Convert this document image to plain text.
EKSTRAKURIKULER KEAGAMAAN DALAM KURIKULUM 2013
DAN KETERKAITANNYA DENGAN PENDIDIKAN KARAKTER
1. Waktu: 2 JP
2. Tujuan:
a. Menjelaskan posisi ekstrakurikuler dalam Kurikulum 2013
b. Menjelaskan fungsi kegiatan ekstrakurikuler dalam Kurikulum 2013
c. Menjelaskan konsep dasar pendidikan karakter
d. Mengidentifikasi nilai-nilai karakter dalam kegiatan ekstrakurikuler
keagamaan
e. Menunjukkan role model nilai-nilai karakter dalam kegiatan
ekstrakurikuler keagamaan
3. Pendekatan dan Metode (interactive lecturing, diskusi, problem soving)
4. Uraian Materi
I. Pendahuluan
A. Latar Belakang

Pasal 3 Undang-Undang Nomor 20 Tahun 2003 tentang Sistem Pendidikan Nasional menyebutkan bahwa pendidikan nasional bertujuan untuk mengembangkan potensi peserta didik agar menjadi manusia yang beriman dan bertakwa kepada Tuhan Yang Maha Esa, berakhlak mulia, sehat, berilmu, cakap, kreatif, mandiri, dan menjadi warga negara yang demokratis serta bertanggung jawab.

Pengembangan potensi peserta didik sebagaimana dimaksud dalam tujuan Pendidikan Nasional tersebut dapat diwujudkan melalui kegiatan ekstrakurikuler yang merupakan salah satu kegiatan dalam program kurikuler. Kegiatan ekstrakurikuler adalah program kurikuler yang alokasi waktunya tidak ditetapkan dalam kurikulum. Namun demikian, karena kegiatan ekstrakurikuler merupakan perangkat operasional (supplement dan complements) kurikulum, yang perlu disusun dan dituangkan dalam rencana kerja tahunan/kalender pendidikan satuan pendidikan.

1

● **EXERCISE OBJECTIVE**:
Wherever a line in the data above holds "nilai", copy that line.

● **EXERCISE SOLUTION**:
d. Mengidentifikasi nilai-nilai karakter dalam kegiatan ekstrakurikuler
e. Menunjukkan role model nilai-nilai karakter dalam kegiatan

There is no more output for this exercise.